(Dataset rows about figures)

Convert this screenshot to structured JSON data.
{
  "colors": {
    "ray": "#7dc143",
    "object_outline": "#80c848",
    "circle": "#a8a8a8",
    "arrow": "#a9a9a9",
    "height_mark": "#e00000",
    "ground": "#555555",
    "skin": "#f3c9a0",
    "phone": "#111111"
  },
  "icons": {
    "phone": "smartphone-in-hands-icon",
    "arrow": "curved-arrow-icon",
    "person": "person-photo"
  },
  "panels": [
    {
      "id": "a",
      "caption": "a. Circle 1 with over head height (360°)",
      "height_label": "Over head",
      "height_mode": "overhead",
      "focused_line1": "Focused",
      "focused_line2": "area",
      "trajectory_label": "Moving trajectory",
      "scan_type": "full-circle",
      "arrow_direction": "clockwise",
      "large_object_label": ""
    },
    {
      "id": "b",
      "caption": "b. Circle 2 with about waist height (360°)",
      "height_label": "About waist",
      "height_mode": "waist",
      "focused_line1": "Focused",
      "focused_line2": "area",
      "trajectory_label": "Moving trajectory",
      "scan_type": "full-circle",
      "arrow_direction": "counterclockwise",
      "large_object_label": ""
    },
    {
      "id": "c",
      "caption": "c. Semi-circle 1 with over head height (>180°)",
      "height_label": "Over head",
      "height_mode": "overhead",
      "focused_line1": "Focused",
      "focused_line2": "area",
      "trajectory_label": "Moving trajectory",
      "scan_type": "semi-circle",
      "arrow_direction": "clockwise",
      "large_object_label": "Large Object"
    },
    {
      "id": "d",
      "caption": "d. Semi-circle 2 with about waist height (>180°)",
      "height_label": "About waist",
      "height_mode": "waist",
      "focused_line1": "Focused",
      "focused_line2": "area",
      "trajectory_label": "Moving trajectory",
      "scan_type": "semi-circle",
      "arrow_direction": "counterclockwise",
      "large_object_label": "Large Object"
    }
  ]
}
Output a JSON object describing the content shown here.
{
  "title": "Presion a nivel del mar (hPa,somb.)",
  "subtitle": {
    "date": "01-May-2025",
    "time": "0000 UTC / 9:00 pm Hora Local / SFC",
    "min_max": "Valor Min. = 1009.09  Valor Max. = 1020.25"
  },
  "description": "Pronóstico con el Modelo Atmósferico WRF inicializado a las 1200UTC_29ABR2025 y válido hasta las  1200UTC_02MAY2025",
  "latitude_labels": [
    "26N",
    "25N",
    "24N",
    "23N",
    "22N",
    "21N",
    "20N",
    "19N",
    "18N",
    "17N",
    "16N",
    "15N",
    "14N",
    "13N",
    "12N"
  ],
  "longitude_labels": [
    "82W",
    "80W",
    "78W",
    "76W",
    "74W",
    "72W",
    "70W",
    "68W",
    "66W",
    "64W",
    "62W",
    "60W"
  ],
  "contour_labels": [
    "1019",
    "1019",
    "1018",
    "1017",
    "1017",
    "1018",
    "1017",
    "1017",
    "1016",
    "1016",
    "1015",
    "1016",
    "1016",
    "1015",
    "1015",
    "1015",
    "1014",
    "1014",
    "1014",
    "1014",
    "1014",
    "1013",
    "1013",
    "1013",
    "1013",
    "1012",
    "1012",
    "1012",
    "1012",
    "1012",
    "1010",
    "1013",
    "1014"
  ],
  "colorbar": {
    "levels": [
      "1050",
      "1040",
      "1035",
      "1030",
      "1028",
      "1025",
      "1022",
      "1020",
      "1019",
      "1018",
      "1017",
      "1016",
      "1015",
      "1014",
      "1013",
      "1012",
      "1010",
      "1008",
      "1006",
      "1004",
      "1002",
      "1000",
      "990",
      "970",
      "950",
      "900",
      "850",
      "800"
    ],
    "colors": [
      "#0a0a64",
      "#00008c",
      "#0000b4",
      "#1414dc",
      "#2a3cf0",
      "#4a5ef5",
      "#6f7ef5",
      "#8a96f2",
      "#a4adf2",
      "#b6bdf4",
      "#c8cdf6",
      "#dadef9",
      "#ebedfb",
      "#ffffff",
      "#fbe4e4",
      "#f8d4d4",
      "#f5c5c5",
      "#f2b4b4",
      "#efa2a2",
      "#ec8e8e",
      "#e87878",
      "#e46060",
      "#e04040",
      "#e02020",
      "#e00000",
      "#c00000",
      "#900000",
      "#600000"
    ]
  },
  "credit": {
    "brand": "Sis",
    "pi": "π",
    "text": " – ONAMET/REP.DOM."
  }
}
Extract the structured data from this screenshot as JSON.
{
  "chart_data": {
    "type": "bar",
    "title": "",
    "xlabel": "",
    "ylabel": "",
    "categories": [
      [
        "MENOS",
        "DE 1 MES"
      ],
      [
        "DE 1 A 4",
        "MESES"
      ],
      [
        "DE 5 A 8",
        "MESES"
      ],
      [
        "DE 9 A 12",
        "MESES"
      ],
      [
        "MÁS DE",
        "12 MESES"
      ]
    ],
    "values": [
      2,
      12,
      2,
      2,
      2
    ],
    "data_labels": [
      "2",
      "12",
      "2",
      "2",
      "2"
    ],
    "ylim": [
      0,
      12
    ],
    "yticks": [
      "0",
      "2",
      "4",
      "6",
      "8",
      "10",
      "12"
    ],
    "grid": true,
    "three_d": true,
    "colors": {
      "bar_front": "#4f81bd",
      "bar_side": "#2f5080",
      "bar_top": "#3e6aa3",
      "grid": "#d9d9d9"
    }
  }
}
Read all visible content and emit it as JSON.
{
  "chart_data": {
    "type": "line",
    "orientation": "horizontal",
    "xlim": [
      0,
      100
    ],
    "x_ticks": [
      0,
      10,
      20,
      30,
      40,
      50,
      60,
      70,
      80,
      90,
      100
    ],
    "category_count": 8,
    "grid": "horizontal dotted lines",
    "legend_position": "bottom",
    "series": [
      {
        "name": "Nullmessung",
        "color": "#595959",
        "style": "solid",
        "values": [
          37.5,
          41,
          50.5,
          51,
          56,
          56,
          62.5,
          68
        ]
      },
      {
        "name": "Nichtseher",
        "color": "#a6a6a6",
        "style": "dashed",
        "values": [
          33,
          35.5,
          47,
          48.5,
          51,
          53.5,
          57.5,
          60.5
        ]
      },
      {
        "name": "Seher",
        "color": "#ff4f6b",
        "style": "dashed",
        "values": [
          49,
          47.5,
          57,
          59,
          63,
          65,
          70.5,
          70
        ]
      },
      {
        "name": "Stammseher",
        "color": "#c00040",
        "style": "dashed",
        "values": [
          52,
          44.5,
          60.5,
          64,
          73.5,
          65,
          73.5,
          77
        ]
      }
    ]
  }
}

_SET TASK_
Write out the entries above word for word.

_WRITTEN ANSWER_
Convert this screenshot to structured JSON data.
{
  "colors": {
    "ray": "#7dc143",
    "object_outline": "#80c848",
    "circle": "#a8a8a8",
    "arrow": "#a9a9a9",
    "height_mark": "#e00000",
    "ground": "#555555",
    "skin": "#f3c9a0",
    "phone": "#111111"
  },
  "icons": {
    "phone": "smartphone-in-hands-icon",
    "arrow": "curved-arrow-icon",
    "person": "person-photo"
  },
  "panels": [
    {
      "id": "a",
      "caption": "a. Circle 1 with over head height (360°)",
      "height_label": "Over head",
      "height_mode": "overhead",
      "focused_line1": "Focused",
      "focused_line2": "area",
      "trajectory_label": "Moving trajectory",
      "scan_type": "full-circle",
      "arrow_direction": "clockwise",
      "large_object_label": ""
    },
    {
      "id": "b",
      "caption": "b. Circle 2 with about waist height (360°)",
      "height_label": "About waist",
      "height_mode": "waist",
      "focused_line1": "Focused",
      "focused_line2": "area",
      "trajectory_label": "Moving trajectory",
      "scan_type": "full-circle",
      "arrow_direction": "counterclockwise",
      "large_object_label": ""
    },
    {
      "id": "c",
      "caption": "c. Semi-circle 1 with over head height (>180°)",
      "height_label": "Over head",
      "height_mode": "overhead",
      "focused_line1": "Focused",
      "focused_line2": "area",
      "trajectory_label": "Moving trajectory",
      "scan_type": "semi-circle",
      "arrow_direction": "clockwise",
      "large_object_label": "Large Object"
    },
    {
      "id": "d",
      "caption": "d. Semi-circle 2 with about waist height (>180°)",
      "height_label": "About waist",
      "height_mode": "waist",
      "focused_line1": "Focused",
      "focused_line2": "area",
      "trajectory_label": "Moving trajectory",
      "scan_type": "semi-circle",
      "arrow_direction": "counterclockwise",
      "large_object_label": "Large Object"
    }
  ]
}
Output a JSON object describing the content shown here.
{
  "title": "Presion a nivel del mar (hPa,somb.)",
  "subtitle": {
    "date": "01-May-2025",
    "time": "0000 UTC / 9:00 pm Hora Local / SFC",
    "min_max": "Valor Min. = 1009.09  Valor Max. = 1020.25"
  },
  "description": "Pronóstico con el Modelo Atmósferico WRF inicializado a las 1200UTC_29ABR2025 y válido hasta las  1200UTC_02MAY2025",
  "latitude_labels": [
    "26N",
    "25N",
    "24N",
    "23N",
    "22N",
    "21N",
    "20N",
    "19N",
    "18N",
    "17N",
    "16N",
    "15N",
    "14N",
    "13N",
    "12N"
  ],
  "longitude_labels": [
    "82W",
    "80W",
    "78W",
    "76W",
    "74W",
    "72W",
    "70W",
    "68W",
    "66W",
    "64W",
    "62W",
    "60W"
  ],
  "contour_labels": [
    "1019",
    "1019",
    "1018",
    "1017",
    "1017",
    "1018",
    "1017",
    "1017",
    "1016",
    "1016",
    "1015",
    "1016",
    "1016",
    "1015",
    "1015",
    "1015",
    "1014",
    "1014",
    "1014",
    "1014",
    "1014",
    "1013",
    "1013",
    "1013",
    "1013",
    "1012",
    "1012",
    "1012",
    "1012",
    "1012",
    "1010",
    "1013",
    "1014"
  ],
  "colorbar": {
    "levels": [
      "1050",
      "1040",
      "1035",
      "1030",
      "1028",
      "1025",
      "1022",
      "1020",
      "1019",
      "1018",
      "1017",
      "1016",
      "1015",
      "1014",
      "1013",
      "1012",
      "1010",
      "1008",
      "1006",
      "1004",
      "1002",
      "1000",
      "990",
      "970",
      "950",
      "900",
      "850",
      "800"
    ],
    "colors": [
      "#0a0a64",
      "#00008c",
      "#0000b4",
      "#1414dc",
      "#2a3cf0",
      "#4a5ef5",
      "#6f7ef5",
      "#8a96f2",
      "#a4adf2",
      "#b6bdf4",
      "#c8cdf6",
      "#dadef9",
      "#ebedfb",
      "#ffffff",
      "#fbe4e4",
      "#f8d4d4",
      "#f5c5c5",
      "#f2b4b4",
      "#efa2a2",
      "#ec8e8e",
      "#e87878",
      "#e46060",
      "#e04040",
      "#e02020",
      "#e00000",
      "#c00000",
      "#900000",
      "#600000"
    ]
  },
  "credit": {
    "brand": "Sis",
    "pi": "π",
    "text": " – ONAMET/REP.DOM."
  }
}
Extract the structured data from this screenshot as JSON.
{
  "chart_data": {
    "type": "bar",
    "title": "",
    "xlabel": "",
    "ylabel": "",
    "categories": [
      [
        "MENOS",
        "DE 1 MES"
      ],
      [
        "DE 1 A 4",
        "MESES"
      ],
      [
        "DE 5 A 8",
        "MESES"
      ],
      [
        "DE 9 A 12",
        "MESES"
      ],
      [
        "MÁS DE",
        "12 MESES"
      ]
    ],
    "values": [
      2,
      12,
      2,
      2,
      2
    ],
    "data_labels": [
      "2",
      "12",
      "2",
      "2",
      "2"
    ],
    "ylim": [
      0,
      12
    ],
    "yticks": [
      "0",
      "2",
      "4",
      "6",
      "8",
      "10",
      "12"
    ],
    "grid": true,
    "three_d": true,
    "colors": {
      "bar_front": "#4f81bd",
      "bar_side": "#2f5080",
      "bar_top": "#3e6aa3",
      "grid": "#d9d9d9"
    }
  }
}
Read all visible content and emit it as JSON.
{
  "chart_data": {
    "type": "line",
    "orientation": "horizontal",
    "xlim": [
      0,
      100
    ],
    "x_ticks": [
      0,
      10,
      20,
      30,
      40,
      50,
      60,
      70,
      80,
      90,
      100
    ],
    "category_count": 8,
    "grid": "horizontal dotted lines",
    "legend_position": "bottom",
    "series": [
      {
        "name": "Nullmessung",
        "color": "#595959",
        "style": "solid",
        "values": [
          37.5,
          41,
          50.5,
          51,
          56,
          56,
          62.5,
          68
        ]
      },
      {
        "name": "Nichtseher",
        "color": "#a6a6a6",
        "style": "dashed",
        "values": [
          33,
          35.5,
          47,
          48.5,
          51,
          53.5,
          57.5,
          60.5
        ]
      },
      {
        "name": "Seher",
        "color": "#ff4f6b",
        "style": "dashed",
        "values": [
          49,
          47.5,
          57,
          59,
          63,
          65,
          70.5,
          70
        ]
      },
      {
        "name": "Stammseher",
        "color": "#c00040",
        "style": "dashed",
        "values": [
          52,
          44.5,
          60.5,
          64,
          73.5,
          65,
          73.5,
          77
        ]
      }
    ]
  }
}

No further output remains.